Set down each entry from the block beneath, exactly as written.
╭─ RECORDS SHOWN
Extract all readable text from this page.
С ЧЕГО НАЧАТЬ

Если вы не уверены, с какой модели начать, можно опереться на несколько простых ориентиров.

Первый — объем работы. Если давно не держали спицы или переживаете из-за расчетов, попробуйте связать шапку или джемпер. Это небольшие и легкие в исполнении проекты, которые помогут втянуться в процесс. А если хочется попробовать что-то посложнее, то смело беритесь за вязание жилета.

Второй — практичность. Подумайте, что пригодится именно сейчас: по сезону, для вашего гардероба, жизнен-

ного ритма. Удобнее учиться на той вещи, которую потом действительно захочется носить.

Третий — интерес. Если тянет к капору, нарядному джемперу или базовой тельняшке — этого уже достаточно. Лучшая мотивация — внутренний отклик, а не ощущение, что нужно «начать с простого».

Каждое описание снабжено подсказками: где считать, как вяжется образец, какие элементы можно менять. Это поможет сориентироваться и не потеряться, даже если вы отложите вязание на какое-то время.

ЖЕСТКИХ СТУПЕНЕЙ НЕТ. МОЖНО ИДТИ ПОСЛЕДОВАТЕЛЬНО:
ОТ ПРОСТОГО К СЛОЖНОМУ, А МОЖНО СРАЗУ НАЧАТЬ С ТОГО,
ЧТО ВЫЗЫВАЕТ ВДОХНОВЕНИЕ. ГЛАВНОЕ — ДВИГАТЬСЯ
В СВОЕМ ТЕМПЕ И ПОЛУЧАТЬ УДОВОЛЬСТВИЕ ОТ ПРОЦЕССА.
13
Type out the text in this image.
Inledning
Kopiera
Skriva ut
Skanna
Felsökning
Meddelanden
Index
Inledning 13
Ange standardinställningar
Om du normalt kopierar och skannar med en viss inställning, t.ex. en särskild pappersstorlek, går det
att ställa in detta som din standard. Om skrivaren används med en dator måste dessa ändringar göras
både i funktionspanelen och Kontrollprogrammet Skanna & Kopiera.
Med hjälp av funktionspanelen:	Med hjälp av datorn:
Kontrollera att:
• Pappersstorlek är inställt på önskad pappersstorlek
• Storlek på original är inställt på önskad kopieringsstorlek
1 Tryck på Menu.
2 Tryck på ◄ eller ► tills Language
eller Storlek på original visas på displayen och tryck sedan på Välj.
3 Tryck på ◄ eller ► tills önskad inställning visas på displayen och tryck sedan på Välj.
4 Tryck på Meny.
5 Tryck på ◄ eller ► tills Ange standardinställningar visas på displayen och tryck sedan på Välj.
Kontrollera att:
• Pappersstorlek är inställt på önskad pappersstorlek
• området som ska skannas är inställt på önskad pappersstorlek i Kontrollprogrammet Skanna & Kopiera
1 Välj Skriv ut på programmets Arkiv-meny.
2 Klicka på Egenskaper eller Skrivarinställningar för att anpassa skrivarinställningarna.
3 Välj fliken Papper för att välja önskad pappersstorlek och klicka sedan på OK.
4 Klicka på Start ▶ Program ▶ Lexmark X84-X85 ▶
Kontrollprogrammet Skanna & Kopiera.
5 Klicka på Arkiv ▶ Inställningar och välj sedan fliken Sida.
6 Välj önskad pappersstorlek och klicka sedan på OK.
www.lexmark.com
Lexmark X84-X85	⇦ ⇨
╰─
PROBLEM SOLUTION:
Extract all readable text from this page.
С ЧЕГО НАЧАТЬ

Если вы не уверены, с какой модели начать, можно опереться на несколько простых ориентиров.

Первый — объем работы. Если давно не держали спицы или переживаете из-за расчетов, попробуйте связать шапку или джемпер. Это небольшие и легкие в исполнении проекты, которые помогут втянуться в процесс. А если хочется попробовать что-то посложнее, то смело беритесь за вязание жилета.

Второй — практичность. Подумайте, что пригодится именно сейчас: по сезону, для вашего гардероба, жизнен-

ного ритма. Удобнее учиться на той вещи, которую потом действительно захочется носить.

Третий — интерес. Если тянет к капору, нарядному джемперу или базовой тельняшке — этого уже достаточно. Лучшая мотивация — внутренний отклик, а не ощущение, что нужно «начать с простого».

Каждое описание снабжено подсказками: где считать, как вяжется образец, какие элементы можно менять. Это поможет сориентироваться и не потеряться, даже если вы отложите вязание на какое-то время.

ЖЕСТКИХ СТУПЕНЕЙ НЕТ. МОЖНО ИДТИ ПОСЛЕДОВАТЕЛЬНО:
ОТ ПРОСТОГО К СЛОЖНОМУ, А МОЖНО СРАЗУ НАЧАТЬ С ТОГО,
ЧТО ВЫЗЫВАЕТ ВДОХНОВЕНИЕ. ГЛАВНОЕ — ДВИГАТЬСЯ
В СВОЕМ ТЕМПЕ И ПОЛУЧАТЬ УДОВОЛЬСТВИЕ ОТ ПРОЦЕССА.
13
Type out the text in this image.
Inledning
Kopiera
Skriva ut
Skanna
Felsökning
Meddelanden
Index
Inledning 13
Ange standardinställningar
Om du normalt kopierar och skannar med en viss inställning, t.ex. en särskild pappersstorlek, går det
att ställa in detta som din standard. Om skrivaren används med en dator måste dessa ändringar göras
både i funktionspanelen och Kontrollprogrammet Skanna & Kopiera.
Med hjälp av funktionspanelen:	Med hjälp av datorn:
Kontrollera att:
• Pappersstorlek är inställt på önskad pappersstorlek
• Storlek på original är inställt på önskad kopieringsstorlek
1 Tryck på Menu.
2 Tryck på ◄ eller ► tills Language
eller Storlek på original visas på displayen och tryck sedan på Välj.
3 Tryck på ◄ eller ► tills önskad inställning visas på displayen och tryck sedan på Välj.
4 Tryck på Meny.
5 Tryck på ◄ eller ► tills Ange standardinställningar visas på displayen och tryck sedan på Välj.
Kontrollera att:
• Pappersstorlek är inställt på önskad pappersstorlek
• området som ska skannas är inställt på önskad pappersstorlek i Kontrollprogrammet Skanna & Kopiera
1 Välj Skriv ut på programmets Arkiv-meny.
2 Klicka på Egenskaper eller Skrivarinställningar för att anpassa skrivarinställningarna.
3 Välj fliken Papper för att välja önskad pappersstorlek och klicka sedan på OK.
4 Klicka på Start ▶ Program ▶ Lexmark X84-X85 ▶
Kontrollprogrammet Skanna & Kopiera.
5 Klicka på Arkiv ▶ Inställningar och välj sedan fliken Sida.
6 Välj önskad pappersstorlek och klicka sedan på OK.
www.lexmark.com
Lexmark X84-X85	⇦ ⇨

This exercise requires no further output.